[Records for the exercise start]
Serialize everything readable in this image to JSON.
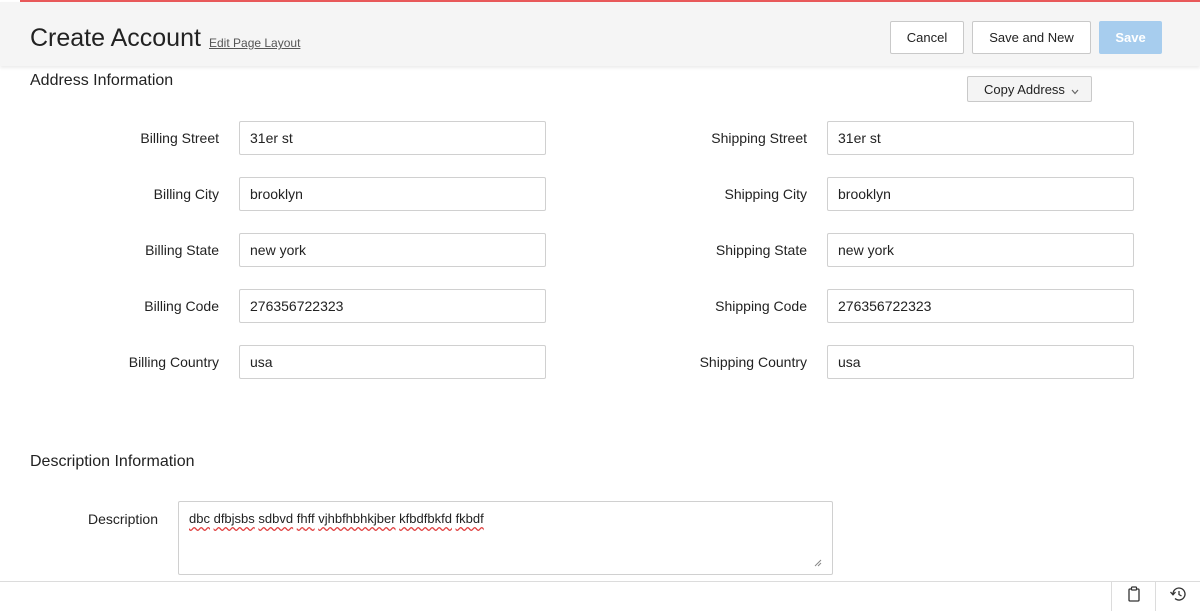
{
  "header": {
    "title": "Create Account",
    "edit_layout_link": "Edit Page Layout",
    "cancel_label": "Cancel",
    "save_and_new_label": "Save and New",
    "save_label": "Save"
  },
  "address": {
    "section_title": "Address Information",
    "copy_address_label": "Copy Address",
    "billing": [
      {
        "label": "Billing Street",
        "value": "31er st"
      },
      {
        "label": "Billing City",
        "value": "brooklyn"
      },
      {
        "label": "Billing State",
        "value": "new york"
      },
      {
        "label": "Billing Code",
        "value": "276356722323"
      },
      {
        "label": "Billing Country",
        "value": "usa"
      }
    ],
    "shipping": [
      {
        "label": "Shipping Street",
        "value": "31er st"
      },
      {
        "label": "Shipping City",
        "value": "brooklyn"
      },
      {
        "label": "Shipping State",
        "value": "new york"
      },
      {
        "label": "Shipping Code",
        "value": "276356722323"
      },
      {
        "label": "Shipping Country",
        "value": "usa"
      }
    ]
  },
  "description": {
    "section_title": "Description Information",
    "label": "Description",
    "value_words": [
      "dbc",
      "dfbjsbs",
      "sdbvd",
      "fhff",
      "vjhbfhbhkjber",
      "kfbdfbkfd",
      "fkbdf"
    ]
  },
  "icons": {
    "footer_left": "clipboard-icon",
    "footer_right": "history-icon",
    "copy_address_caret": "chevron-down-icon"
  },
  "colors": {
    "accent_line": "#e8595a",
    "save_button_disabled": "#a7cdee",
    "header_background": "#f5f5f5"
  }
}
[Records for the exercise end]
• **What you are asked to do**: Quote everything in the listing above exactly; pictures are the only thing to omit.

• **The solution**:
Serialize everything readable in this image to JSON.
{
  "header": {
    "title": "Create Account",
    "edit_layout_link": "Edit Page Layout",
    "cancel_label": "Cancel",
    "save_and_new_label": "Save and New",
    "save_label": "Save"
  },
  "address": {
    "section_title": "Address Information",
    "copy_address_label": "Copy Address",
    "billing": [
      {
        "label": "Billing Street",
        "value": "31er st"
      },
      {
        "label": "Billing City",
        "value": "brooklyn"
      },
      {
        "label": "Billing State",
        "value": "new york"
      },
      {
        "label": "Billing Code",
        "value": "276356722323"
      },
      {
        "label": "Billing Country",
        "value": "usa"
      }
    ],
    "shipping": [
      {
        "label": "Shipping Street",
        "value": "31er st"
      },
      {
        "label": "Shipping City",
        "value": "brooklyn"
      },
      {
        "label": "Shipping State",
        "value": "new york"
      },
      {
        "label": "Shipping Code",
        "value": "276356722323"
      },
      {
        "label": "Shipping Country",
        "value": "usa"
      }
    ]
  },
  "description": {
    "section_title": "Description Information",
    "label": "Description",
    "value_words": [
      "dbc",
      "dfbjsbs",
      "sdbvd",
      "fhff",
      "vjhbfhbhkjber",
      "kfbdfbkfd",
      "fkbdf"
    ]
  },
  "icons": {
    "footer_left": "clipboard-icon",
    "footer_right": "history-icon",
    "copy_address_caret": "chevron-down-icon"
  },
  "colors": {
    "accent_line": "#e8595a",
    "save_button_disabled": "#a7cdee",
    "header_background": "#f5f5f5"
  }
}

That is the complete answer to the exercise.